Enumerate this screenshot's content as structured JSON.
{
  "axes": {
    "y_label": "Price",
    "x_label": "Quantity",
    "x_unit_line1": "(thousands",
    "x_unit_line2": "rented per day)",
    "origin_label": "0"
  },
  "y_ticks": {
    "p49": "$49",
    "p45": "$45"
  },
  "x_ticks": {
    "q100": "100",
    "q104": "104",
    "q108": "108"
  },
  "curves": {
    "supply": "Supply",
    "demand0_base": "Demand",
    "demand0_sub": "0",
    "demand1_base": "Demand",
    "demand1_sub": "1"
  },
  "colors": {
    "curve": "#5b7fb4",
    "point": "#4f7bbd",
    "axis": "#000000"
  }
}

━━━━━━━━━━

§ TASK DIRECTIONS
Extract each line from the listing above, please, and repeat it exactly.

§ EXERCISE RESULT
Enumerate this screenshot's content as structured JSON.
{
  "axes": {
    "y_label": "Price",
    "x_label": "Quantity",
    "x_unit_line1": "(thousands",
    "x_unit_line2": "rented per day)",
    "origin_label": "0"
  },
  "y_ticks": {
    "p49": "$49",
    "p45": "$45"
  },
  "x_ticks": {
    "q100": "100",
    "q104": "104",
    "q108": "108"
  },
  "curves": {
    "supply": "Supply",
    "demand0_base": "Demand",
    "demand0_sub": "0",
    "demand1_base": "Demand",
    "demand1_sub": "1"
  },
  "colors": {
    "curve": "#5b7fb4",
    "point": "#4f7bbd",
    "axis": "#000000"
  }
}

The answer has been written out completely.